WORK TO DO:
Reproduce the listing below exactly. Pictures do not belong in the copy.

RECORDED DATA:
_____

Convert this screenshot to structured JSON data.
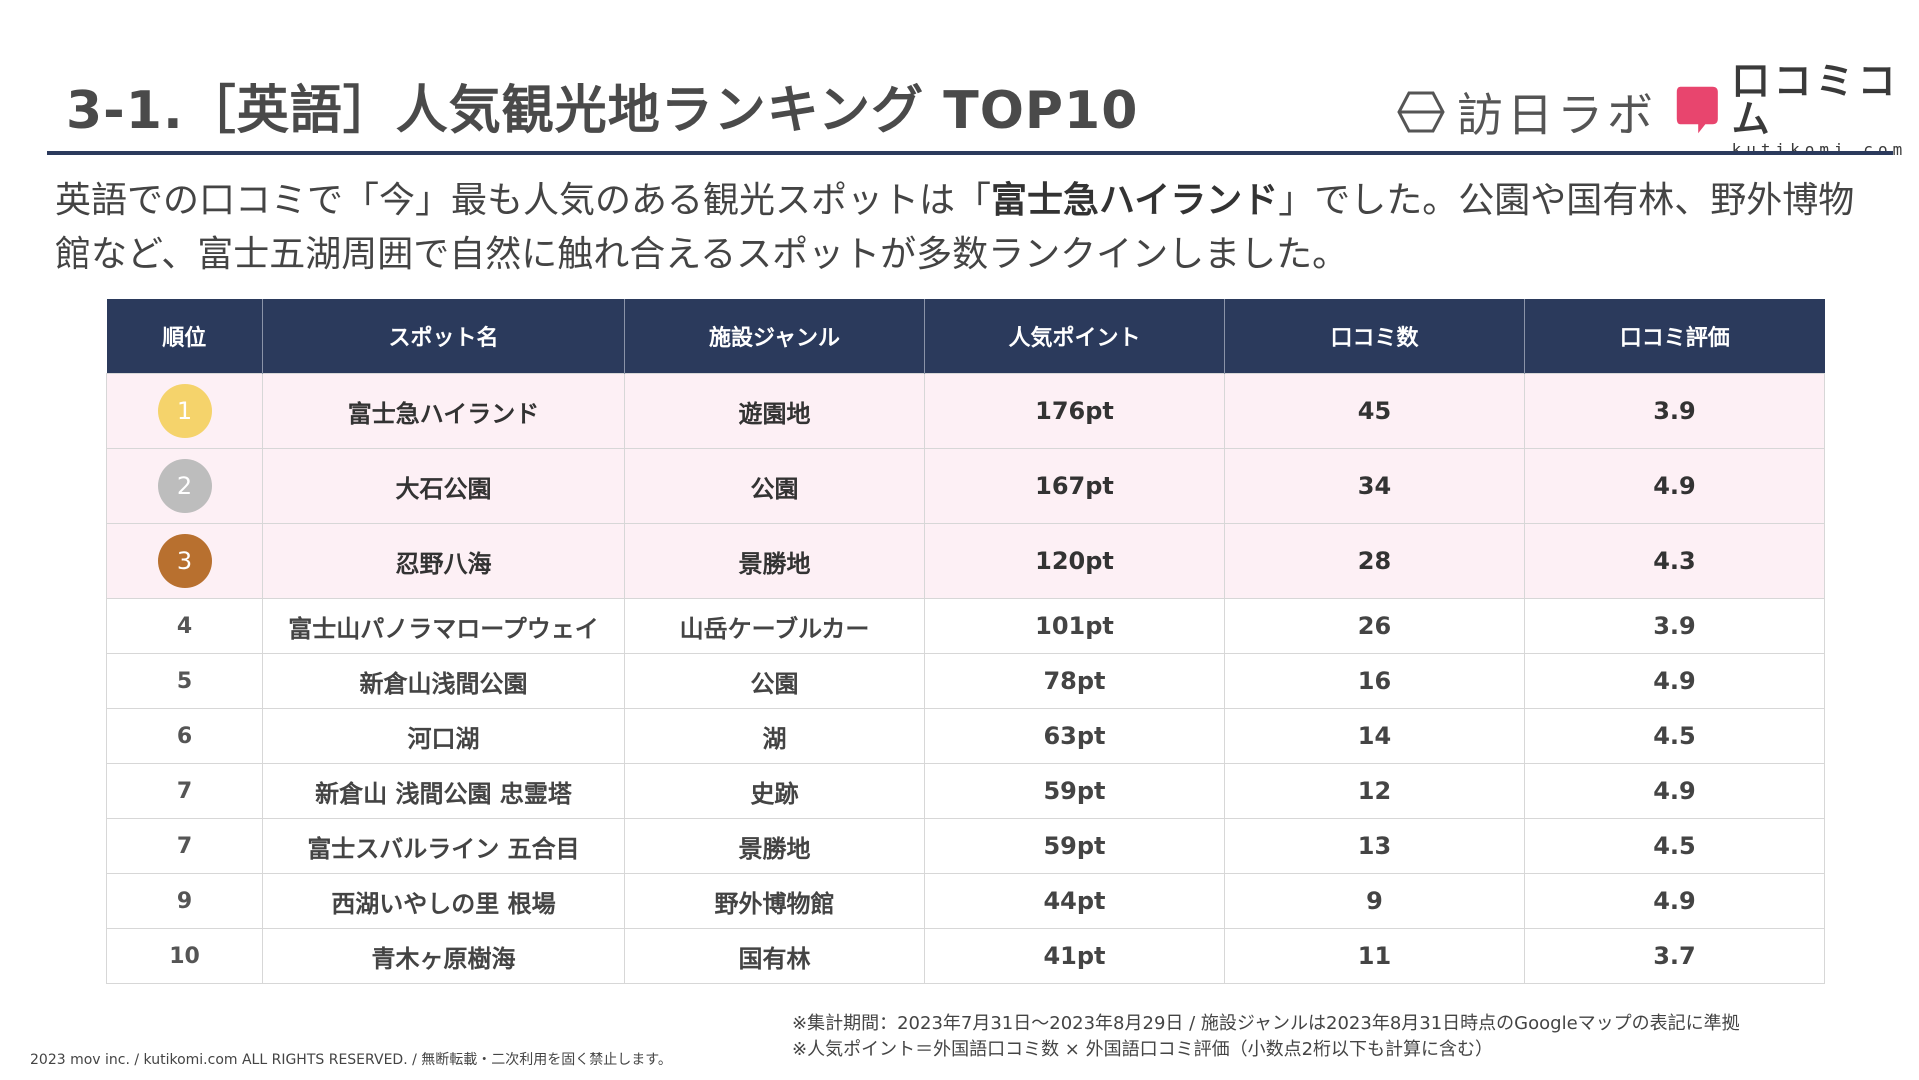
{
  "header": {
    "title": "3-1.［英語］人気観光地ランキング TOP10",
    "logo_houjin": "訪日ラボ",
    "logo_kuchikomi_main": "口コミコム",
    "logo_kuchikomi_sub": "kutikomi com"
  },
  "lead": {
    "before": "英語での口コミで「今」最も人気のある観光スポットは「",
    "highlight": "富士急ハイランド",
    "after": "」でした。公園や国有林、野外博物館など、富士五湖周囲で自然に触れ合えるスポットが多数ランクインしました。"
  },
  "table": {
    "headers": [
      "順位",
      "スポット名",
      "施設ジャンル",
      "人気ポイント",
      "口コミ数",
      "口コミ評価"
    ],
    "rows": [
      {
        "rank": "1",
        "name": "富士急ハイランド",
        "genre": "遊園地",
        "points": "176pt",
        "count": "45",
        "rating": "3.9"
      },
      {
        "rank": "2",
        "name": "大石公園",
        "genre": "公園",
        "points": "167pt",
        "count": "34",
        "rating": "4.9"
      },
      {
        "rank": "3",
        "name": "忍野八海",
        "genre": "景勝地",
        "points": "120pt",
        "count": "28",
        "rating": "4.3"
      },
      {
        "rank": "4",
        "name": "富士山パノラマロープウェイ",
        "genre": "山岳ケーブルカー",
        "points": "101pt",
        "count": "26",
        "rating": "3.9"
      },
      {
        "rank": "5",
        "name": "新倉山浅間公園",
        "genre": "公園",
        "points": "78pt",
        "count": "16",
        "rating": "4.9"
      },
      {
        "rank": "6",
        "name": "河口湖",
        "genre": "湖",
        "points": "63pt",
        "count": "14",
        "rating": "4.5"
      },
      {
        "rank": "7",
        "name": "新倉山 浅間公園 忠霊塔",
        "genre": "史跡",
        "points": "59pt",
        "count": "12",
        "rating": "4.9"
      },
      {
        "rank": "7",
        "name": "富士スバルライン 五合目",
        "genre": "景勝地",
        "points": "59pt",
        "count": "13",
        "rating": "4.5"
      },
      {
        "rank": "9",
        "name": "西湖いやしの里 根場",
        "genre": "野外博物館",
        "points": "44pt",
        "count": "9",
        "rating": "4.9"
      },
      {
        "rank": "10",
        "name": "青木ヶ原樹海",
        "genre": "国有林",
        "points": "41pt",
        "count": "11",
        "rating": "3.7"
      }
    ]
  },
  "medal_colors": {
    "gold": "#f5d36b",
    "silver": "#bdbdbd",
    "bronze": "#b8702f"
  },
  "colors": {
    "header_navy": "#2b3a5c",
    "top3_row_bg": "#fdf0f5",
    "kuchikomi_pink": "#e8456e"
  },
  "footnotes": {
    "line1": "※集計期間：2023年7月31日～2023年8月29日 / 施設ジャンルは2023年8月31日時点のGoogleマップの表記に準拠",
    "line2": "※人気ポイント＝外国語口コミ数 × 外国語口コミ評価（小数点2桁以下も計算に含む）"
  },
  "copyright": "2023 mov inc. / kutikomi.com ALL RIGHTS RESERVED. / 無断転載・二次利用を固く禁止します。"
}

_____

SOLVED PROBLEM:
Convert this screenshot to structured JSON data.
{
  "header": {
    "title": "3-1.［英語］人気観光地ランキング TOP10",
    "logo_houjin": "訪日ラボ",
    "logo_kuchikomi_main": "口コミコム",
    "logo_kuchikomi_sub": "kutikomi com"
  },
  "lead": {
    "before": "英語での口コミで「今」最も人気のある観光スポットは「",
    "highlight": "富士急ハイランド",
    "after": "」でした。公園や国有林、野外博物館など、富士五湖周囲で自然に触れ合えるスポットが多数ランクインしました。"
  },
  "table": {
    "headers": [
      "順位",
      "スポット名",
      "施設ジャンル",
      "人気ポイント",
      "口コミ数",
      "口コミ評価"
    ],
    "rows": [
      {
        "rank": "1",
        "name": "富士急ハイランド",
        "genre": "遊園地",
        "points": "176pt",
        "count": "45",
        "rating": "3.9"
      },
      {
        "rank": "2",
        "name": "大石公園",
        "genre": "公園",
        "points": "167pt",
        "count": "34",
        "rating": "4.9"
      },
      {
        "rank": "3",
        "name": "忍野八海",
        "genre": "景勝地",
        "points": "120pt",
        "count": "28",
        "rating": "4.3"
      },
      {
        "rank": "4",
        "name": "富士山パノラマロープウェイ",
        "genre": "山岳ケーブルカー",
        "points": "101pt",
        "count": "26",
        "rating": "3.9"
      },
      {
        "rank": "5",
        "name": "新倉山浅間公園",
        "genre": "公園",
        "points": "78pt",
        "count": "16",
        "rating": "4.9"
      },
      {
        "rank": "6",
        "name": "河口湖",
        "genre": "湖",
        "points": "63pt",
        "count": "14",
        "rating": "4.5"
      },
      {
        "rank": "7",
        "name": "新倉山 浅間公園 忠霊塔",
        "genre": "史跡",
        "points": "59pt",
        "count": "12",
        "rating": "4.9"
      },
      {
        "rank": "7",
        "name": "富士スバルライン 五合目",
        "genre": "景勝地",
        "points": "59pt",
        "count": "13",
        "rating": "4.5"
      },
      {
        "rank": "9",
        "name": "西湖いやしの里 根場",
        "genre": "野外博物館",
        "points": "44pt",
        "count": "9",
        "rating": "4.9"
      },
      {
        "rank": "10",
        "name": "青木ヶ原樹海",
        "genre": "国有林",
        "points": "41pt",
        "count": "11",
        "rating": "3.7"
      }
    ]
  },
  "medal_colors": {
    "gold": "#f5d36b",
    "silver": "#bdbdbd",
    "bronze": "#b8702f"
  },
  "colors": {
    "header_navy": "#2b3a5c",
    "top3_row_bg": "#fdf0f5",
    "kuchikomi_pink": "#e8456e"
  },
  "footnotes": {
    "line1": "※集計期間：2023年7月31日～2023年8月29日 / 施設ジャンルは2023年8月31日時点のGoogleマップの表記に準拠",
    "line2": "※人気ポイント＝外国語口コミ数 × 外国語口コミ評価（小数点2桁以下も計算に含む）"
  },
  "copyright": "2023 mov inc. / kutikomi.com ALL RIGHTS RESERVED. / 無断転載・二次利用を固く禁止します。"
}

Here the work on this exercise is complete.